▸ PROVIDED INFORMATION
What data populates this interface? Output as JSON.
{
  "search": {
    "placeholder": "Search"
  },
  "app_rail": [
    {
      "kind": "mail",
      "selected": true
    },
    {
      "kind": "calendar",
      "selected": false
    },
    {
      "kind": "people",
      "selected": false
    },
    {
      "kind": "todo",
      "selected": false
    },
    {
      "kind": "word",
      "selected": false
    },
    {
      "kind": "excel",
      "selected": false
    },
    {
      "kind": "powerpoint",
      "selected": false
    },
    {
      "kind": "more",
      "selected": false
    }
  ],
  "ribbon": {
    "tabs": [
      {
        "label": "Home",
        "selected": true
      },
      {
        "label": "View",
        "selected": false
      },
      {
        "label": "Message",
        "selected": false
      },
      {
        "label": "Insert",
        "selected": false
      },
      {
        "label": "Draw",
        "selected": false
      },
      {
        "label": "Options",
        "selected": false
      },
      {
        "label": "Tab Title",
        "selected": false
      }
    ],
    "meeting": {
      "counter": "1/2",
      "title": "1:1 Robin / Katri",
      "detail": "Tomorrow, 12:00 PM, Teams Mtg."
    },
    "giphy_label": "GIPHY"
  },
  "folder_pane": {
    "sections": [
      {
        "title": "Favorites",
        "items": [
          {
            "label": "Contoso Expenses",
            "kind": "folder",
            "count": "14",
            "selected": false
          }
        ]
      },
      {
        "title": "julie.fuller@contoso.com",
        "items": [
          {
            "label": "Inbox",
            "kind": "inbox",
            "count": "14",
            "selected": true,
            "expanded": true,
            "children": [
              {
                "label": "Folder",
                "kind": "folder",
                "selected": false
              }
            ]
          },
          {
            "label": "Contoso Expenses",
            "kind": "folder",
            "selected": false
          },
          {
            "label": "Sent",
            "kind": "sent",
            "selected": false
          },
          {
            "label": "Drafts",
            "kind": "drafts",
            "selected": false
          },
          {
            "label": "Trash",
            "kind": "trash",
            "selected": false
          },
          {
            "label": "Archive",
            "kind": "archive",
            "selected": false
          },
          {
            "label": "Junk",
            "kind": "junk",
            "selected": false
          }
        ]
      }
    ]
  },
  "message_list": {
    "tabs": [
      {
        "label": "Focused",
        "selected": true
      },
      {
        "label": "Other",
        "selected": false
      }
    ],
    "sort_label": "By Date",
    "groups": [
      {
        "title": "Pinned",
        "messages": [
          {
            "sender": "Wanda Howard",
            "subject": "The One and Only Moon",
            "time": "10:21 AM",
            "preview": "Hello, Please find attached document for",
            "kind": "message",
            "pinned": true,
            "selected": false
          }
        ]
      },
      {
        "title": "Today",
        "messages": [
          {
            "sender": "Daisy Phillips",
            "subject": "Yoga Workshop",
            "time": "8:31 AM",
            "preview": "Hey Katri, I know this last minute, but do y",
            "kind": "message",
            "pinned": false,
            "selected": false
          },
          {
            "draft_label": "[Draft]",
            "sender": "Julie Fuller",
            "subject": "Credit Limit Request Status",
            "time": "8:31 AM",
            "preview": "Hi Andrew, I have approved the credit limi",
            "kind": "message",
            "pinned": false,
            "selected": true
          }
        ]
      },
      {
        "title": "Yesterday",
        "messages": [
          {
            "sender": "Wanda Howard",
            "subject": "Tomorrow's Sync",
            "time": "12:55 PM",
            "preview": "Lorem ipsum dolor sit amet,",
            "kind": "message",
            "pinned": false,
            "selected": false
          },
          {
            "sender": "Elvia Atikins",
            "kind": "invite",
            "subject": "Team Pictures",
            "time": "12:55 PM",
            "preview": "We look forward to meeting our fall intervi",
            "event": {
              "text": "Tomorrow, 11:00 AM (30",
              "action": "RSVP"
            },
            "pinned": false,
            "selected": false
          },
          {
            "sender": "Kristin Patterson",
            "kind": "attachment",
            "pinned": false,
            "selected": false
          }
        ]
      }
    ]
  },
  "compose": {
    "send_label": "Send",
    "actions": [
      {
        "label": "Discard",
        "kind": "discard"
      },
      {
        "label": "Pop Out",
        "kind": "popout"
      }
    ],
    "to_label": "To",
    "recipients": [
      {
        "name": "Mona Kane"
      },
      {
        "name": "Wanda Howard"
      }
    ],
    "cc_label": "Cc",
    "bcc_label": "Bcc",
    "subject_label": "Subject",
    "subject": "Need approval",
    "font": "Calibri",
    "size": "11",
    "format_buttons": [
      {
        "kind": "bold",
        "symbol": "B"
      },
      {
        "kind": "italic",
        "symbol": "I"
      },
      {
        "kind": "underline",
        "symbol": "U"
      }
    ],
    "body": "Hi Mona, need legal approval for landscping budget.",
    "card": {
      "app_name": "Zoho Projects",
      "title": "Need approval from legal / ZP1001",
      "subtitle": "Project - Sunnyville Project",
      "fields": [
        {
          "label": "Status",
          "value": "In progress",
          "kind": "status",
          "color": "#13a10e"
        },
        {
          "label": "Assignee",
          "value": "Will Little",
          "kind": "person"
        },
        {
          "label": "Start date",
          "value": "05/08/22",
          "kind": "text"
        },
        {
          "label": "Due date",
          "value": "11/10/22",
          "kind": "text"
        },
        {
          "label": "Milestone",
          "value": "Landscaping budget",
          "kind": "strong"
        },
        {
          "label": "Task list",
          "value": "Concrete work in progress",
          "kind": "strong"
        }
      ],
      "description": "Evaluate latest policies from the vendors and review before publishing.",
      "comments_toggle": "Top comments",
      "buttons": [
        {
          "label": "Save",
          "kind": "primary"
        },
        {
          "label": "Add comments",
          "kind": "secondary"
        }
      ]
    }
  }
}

▸ INSTRUCTIONS FOR THE TASK
Using the data above, output each line exactly.

▸ THE RESULT
What data populates this interface? Output as JSON.
{
  "search": {
    "placeholder": "Search"
  },
  "app_rail": [
    {
      "kind": "mail",
      "selected": true
    },
    {
      "kind": "calendar",
      "selected": false
    },
    {
      "kind": "people",
      "selected": false
    },
    {
      "kind": "todo",
      "selected": false
    },
    {
      "kind": "word",
      "selected": false
    },
    {
      "kind": "excel",
      "selected": false
    },
    {
      "kind": "powerpoint",
      "selected": false
    },
    {
      "kind": "more",
      "selected": false
    }
  ],
  "ribbon": {
    "tabs": [
      {
        "label": "Home",
        "selected": true
      },
      {
        "label": "View",
        "selected": false
      },
      {
        "label": "Message",
        "selected": false
      },
      {
        "label": "Insert",
        "selected": false
      },
      {
        "label": "Draw",
        "selected": false
      },
      {
        "label": "Options",
        "selected": false
      },
      {
        "label": "Tab Title",
        "selected": false
      }
    ],
    "meeting": {
      "counter": "1/2",
      "title": "1:1 Robin / Katri",
      "detail": "Tomorrow, 12:00 PM, Teams Mtg."
    },
    "giphy_label": "GIPHY"
  },
  "folder_pane": {
    "sections": [
      {
        "title": "Favorites",
        "items": [
          {
            "label": "Contoso Expenses",
            "kind": "folder",
            "count": "14",
            "selected": false
          }
        ]
      },
      {
        "title": "julie.fuller@contoso.com",
        "items": [
          {
            "label": "Inbox",
            "kind": "inbox",
            "count": "14",
            "selected": true,
            "expanded": true,
            "children": [
              {
                "label": "Folder",
                "kind": "folder",
                "selected": false
              }
            ]
          },
          {
            "label": "Contoso Expenses",
            "kind": "folder",
            "selected": false
          },
          {
            "label": "Sent",
            "kind": "sent",
            "selected": false
          },
          {
            "label": "Drafts",
            "kind": "drafts",
            "selected": false
          },
          {
            "label": "Trash",
            "kind": "trash",
            "selected": false
          },
          {
            "label": "Archive",
            "kind": "archive",
            "selected": false
          },
          {
            "label": "Junk",
            "kind": "junk",
            "selected": false
          }
        ]
      }
    ]
  },
  "message_list": {
    "tabs": [
      {
        "label": "Focused",
        "selected": true
      },
      {
        "label": "Other",
        "selected": false
      }
    ],
    "sort_label": "By Date",
    "groups": [
      {
        "title": "Pinned",
        "messages": [
          {
            "sender": "Wanda Howard",
            "subject": "The One and Only Moon",
            "time": "10:21 AM",
            "preview": "Hello, Please find attached document for",
            "kind": "message",
            "pinned": true,
            "selected": false
          }
        ]
      },
      {
        "title": "Today",
        "messages": [
          {
            "sender": "Daisy Phillips",
            "subject": "Yoga Workshop",
            "time": "8:31 AM",
            "preview": "Hey Katri, I know this last minute, but do y",
            "kind": "message",
            "pinned": false,
            "selected": false
          },
          {
            "draft_label": "[Draft]",
            "sender": "Julie Fuller",
            "subject": "Credit Limit Request Status",
            "time": "8:31 AM",
            "preview": "Hi Andrew, I have approved the credit limi",
            "kind": "message",
            "pinned": false,
            "selected": true
          }
        ]
      },
      {
        "title": "Yesterday",
        "messages": [
          {
            "sender": "Wanda Howard",
            "subject": "Tomorrow's Sync",
            "time": "12:55 PM",
            "preview": "Lorem ipsum dolor sit amet,",
            "kind": "message",
            "pinned": false,
            "selected": false
          },
          {
            "sender": "Elvia Atikins",
            "kind": "invite",
            "subject": "Team Pictures",
            "time": "12:55 PM",
            "preview": "We look forward to meeting our fall intervi",
            "event": {
              "text": "Tomorrow, 11:00 AM (30",
              "action": "RSVP"
            },
            "pinned": false,
            "selected": false
          },
          {
            "sender": "Kristin Patterson",
            "kind": "attachment",
            "pinned": false,
            "selected": false
          }
        ]
      }
    ]
  },
  "compose": {
    "send_label": "Send",
    "actions": [
      {
        "label": "Discard",
        "kind": "discard"
      },
      {
        "label": "Pop Out",
        "kind": "popout"
      }
    ],
    "to_label": "To",
    "recipients": [
      {
        "name": "Mona Kane"
      },
      {
        "name": "Wanda Howard"
      }
    ],
    "cc_label": "Cc",
    "bcc_label": "Bcc",
    "subject_label": "Subject",
    "subject": "Need approval",
    "font": "Calibri",
    "size": "11",
    "format_buttons": [
      {
        "kind": "bold",
        "symbol": "B"
      },
      {
        "kind": "italic",
        "symbol": "I"
      },
      {
        "kind": "underline",
        "symbol": "U"
      }
    ],
    "body": "Hi Mona, need legal approval for landscping budget.",
    "card": {
      "app_name": "Zoho Projects",
      "title": "Need approval from legal / ZP1001",
      "subtitle": "Project - Sunnyville Project",
      "fields": [
        {
          "label": "Status",
          "value": "In progress",
          "kind": "status",
          "color": "#13a10e"
        },
        {
          "label": "Assignee",
          "value": "Will Little",
          "kind": "person"
        },
        {
          "label": "Start date",
          "value": "05/08/22",
          "kind": "text"
        },
        {
          "label": "Due date",
          "value": "11/10/22",
          "kind": "text"
        },
        {
          "label": "Milestone",
          "value": "Landscaping budget",
          "kind": "strong"
        },
        {
          "label": "Task list",
          "value": "Concrete work in progress",
          "kind": "strong"
        }
      ],
      "description": "Evaluate latest policies from the vendors and review before publishing.",
      "comments_toggle": "Top comments",
      "buttons": [
        {
          "label": "Save",
          "kind": "primary"
        },
        {
          "label": "Add comments",
          "kind": "secondary"
        }
      ]
    }
  }
}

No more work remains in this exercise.